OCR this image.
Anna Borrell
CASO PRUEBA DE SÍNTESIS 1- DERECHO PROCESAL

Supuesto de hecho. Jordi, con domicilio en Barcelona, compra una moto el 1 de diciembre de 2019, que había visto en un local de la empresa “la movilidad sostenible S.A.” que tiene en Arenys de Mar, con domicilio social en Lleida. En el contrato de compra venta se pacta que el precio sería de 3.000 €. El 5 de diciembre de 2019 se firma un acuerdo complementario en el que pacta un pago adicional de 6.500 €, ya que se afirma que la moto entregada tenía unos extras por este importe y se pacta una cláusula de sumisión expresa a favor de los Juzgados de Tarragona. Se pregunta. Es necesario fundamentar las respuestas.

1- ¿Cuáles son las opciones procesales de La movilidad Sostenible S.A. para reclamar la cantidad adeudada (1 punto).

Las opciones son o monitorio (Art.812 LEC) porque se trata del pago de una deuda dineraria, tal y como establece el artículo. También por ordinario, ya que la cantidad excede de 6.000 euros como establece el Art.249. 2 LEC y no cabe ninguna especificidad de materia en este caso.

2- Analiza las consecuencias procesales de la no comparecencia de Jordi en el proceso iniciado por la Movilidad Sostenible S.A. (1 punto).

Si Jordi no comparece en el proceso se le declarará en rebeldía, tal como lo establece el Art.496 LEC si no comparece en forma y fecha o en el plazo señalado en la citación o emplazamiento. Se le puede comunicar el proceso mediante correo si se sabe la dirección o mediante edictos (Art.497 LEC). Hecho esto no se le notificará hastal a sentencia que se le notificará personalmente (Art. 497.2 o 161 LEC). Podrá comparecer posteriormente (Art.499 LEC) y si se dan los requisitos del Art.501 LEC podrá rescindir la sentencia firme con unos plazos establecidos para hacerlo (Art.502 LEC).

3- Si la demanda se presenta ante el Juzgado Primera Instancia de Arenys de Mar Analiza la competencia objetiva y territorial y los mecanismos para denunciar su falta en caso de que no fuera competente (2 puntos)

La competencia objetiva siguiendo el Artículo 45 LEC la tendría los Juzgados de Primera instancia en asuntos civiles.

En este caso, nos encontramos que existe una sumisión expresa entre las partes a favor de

_ _ _ _

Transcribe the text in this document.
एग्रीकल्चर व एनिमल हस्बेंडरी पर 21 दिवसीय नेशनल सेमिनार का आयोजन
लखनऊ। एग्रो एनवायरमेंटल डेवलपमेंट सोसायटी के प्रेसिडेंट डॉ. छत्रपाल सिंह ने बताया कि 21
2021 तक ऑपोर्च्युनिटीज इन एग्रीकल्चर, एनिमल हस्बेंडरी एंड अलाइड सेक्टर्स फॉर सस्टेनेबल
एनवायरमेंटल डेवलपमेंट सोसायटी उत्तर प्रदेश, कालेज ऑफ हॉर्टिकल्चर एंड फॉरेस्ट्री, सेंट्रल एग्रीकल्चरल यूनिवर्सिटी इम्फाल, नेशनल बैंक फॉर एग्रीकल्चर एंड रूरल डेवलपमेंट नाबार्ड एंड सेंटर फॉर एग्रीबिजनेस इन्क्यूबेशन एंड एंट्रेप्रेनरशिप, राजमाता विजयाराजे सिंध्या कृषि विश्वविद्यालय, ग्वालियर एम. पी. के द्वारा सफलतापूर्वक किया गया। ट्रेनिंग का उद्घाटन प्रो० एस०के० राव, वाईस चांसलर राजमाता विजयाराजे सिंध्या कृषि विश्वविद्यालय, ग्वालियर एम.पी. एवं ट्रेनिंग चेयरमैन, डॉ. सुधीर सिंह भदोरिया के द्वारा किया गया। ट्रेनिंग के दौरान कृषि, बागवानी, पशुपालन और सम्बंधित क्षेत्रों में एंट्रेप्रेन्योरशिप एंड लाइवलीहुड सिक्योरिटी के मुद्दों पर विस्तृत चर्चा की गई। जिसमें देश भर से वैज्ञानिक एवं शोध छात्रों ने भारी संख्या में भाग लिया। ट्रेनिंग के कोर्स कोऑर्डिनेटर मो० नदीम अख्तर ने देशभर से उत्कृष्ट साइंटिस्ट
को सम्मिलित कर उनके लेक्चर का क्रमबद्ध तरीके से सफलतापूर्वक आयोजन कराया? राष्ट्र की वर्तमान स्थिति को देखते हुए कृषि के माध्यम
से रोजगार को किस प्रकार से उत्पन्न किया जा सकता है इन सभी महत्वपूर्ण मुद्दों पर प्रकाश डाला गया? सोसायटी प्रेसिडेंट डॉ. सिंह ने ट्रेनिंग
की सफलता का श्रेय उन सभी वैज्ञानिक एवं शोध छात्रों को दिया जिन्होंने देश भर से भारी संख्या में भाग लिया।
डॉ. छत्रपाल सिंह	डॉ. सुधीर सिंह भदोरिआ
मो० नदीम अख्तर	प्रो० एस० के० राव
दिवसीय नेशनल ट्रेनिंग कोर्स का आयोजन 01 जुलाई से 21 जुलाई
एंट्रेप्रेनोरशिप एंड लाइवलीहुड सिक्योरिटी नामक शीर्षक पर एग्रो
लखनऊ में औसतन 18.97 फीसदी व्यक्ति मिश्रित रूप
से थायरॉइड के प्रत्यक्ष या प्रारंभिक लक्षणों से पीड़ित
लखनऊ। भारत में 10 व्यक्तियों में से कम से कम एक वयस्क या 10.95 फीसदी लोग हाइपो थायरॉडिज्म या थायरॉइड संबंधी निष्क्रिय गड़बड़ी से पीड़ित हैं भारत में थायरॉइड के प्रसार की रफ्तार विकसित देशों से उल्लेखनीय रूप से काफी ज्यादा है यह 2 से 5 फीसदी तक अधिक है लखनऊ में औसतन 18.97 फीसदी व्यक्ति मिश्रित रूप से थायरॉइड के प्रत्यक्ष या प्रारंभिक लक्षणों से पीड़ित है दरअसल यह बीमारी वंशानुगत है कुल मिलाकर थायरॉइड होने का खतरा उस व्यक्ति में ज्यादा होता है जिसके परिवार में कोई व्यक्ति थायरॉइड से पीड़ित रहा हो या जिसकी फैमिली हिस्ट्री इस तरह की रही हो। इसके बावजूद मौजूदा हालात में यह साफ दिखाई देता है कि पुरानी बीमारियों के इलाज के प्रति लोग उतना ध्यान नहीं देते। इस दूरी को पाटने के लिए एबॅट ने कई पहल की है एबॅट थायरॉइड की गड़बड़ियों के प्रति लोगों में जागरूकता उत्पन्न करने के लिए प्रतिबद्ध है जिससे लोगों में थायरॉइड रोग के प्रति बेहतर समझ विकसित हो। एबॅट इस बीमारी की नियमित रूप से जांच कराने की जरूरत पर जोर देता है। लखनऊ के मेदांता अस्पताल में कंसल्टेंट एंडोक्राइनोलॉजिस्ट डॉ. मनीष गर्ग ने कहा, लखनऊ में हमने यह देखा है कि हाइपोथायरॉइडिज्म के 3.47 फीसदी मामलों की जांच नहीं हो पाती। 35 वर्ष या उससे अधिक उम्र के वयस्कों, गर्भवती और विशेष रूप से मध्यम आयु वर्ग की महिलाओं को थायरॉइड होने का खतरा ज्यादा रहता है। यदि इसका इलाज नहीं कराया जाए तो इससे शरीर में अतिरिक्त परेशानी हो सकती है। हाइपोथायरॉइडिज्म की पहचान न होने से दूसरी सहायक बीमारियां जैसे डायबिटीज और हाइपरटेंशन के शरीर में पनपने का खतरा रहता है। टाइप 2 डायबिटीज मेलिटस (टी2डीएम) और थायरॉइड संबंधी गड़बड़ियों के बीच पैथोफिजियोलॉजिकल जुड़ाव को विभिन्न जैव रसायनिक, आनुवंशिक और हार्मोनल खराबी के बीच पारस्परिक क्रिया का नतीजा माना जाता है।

_ _ _ _

WHAT NEEDS TO BE DONE: Collect every line above that contains the word "competencia".

RESPONSE:
3- Si la demanda se presenta ante el Juzgado Primera Instancia de Arenys de Mar Analiza la competencia objetiva y territorial y los mecanismos para denunciar su falta en caso de que no fuera competente (2 puntos)
La competencia objetiva siguiendo el Artículo 45 LEC la tendría los Juzgados de Primera instancia en asuntos civiles.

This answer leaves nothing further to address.